● **Task objective**: Keep only those lines of the records that include the string "this".

● **Data shown**:
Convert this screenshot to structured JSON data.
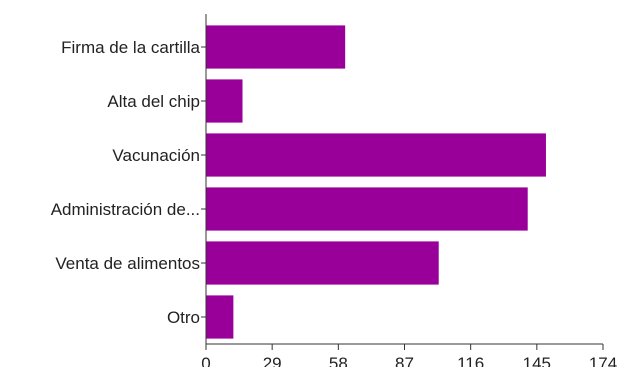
{
  "chart_data": {
    "type": "bar",
    "orientation": "horizontal",
    "categories": [
      "Firma de la cartilla",
      "Alta del chip",
      "Vacunación",
      "Administración de...",
      "Venta de alimentos",
      "Otro"
    ],
    "values": [
      61,
      16,
      149,
      141,
      102,
      12
    ],
    "xlim": [
      0,
      174
    ],
    "xticks": [
      "0",
      "29",
      "58",
      "87",
      "116",
      "145",
      "174"
    ],
    "title": "",
    "xlabel": "",
    "ylabel": "",
    "grid": false,
    "legend": "none",
    "bar_color": "#990099",
    "axis_color": "#333333"
  }
}
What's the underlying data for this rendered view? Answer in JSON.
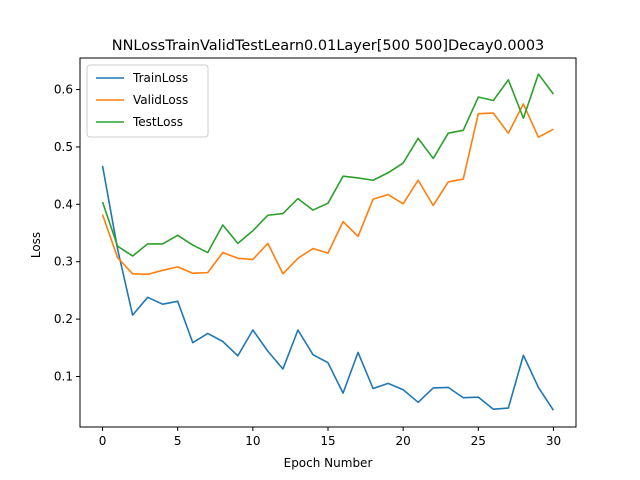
{
  "chart_data": {
    "type": "line",
    "title": "NNLossTrainValidTestLearn0.01Layer[500 500]Decay0.0003",
    "xlabel": "Epoch Number",
    "ylabel": "Loss",
    "xlim": [
      -1.5,
      31.5
    ],
    "ylim": [
      0.012,
      0.655
    ],
    "xticks": [
      0,
      5,
      10,
      15,
      20,
      25,
      30
    ],
    "yticks": [
      0.1,
      0.2,
      0.3,
      0.4,
      0.5,
      0.6
    ],
    "grid": false,
    "legend_position": "top-left",
    "x": [
      0,
      1,
      2,
      3,
      4,
      5,
      6,
      7,
      8,
      9,
      10,
      11,
      12,
      13,
      14,
      15,
      16,
      17,
      18,
      19,
      20,
      21,
      22,
      23,
      24,
      25,
      26,
      27,
      28,
      29,
      30
    ],
    "series": [
      {
        "name": "TrainLoss",
        "color": "#1f77b4",
        "values": [
          0.467,
          0.322,
          0.207,
          0.238,
          0.226,
          0.231,
          0.159,
          0.175,
          0.161,
          0.136,
          0.181,
          0.144,
          0.113,
          0.181,
          0.138,
          0.124,
          0.071,
          0.142,
          0.079,
          0.088,
          0.077,
          0.055,
          0.08,
          0.081,
          0.063,
          0.064,
          0.043,
          0.045,
          0.137,
          0.081,
          0.041
        ]
      },
      {
        "name": "ValidLoss",
        "color": "#ff7f0e",
        "values": [
          0.382,
          0.307,
          0.279,
          0.278,
          0.285,
          0.291,
          0.28,
          0.281,
          0.316,
          0.306,
          0.304,
          0.332,
          0.279,
          0.306,
          0.323,
          0.315,
          0.37,
          0.344,
          0.409,
          0.417,
          0.401,
          0.442,
          0.398,
          0.439,
          0.444,
          0.558,
          0.559,
          0.524,
          0.575,
          0.517,
          0.531
        ]
      },
      {
        "name": "TestLoss",
        "color": "#2ca02c",
        "values": [
          0.404,
          0.327,
          0.31,
          0.331,
          0.331,
          0.346,
          0.329,
          0.316,
          0.364,
          0.332,
          0.354,
          0.381,
          0.384,
          0.41,
          0.39,
          0.402,
          0.449,
          0.446,
          0.442,
          0.455,
          0.472,
          0.515,
          0.48,
          0.524,
          0.529,
          0.587,
          0.581,
          0.617,
          0.55,
          0.627,
          0.592
        ]
      }
    ]
  }
}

● **Response below**:
Convert this screenshot to structured JSON data.
What's the underlying data for this rendered view? Answer in JSON.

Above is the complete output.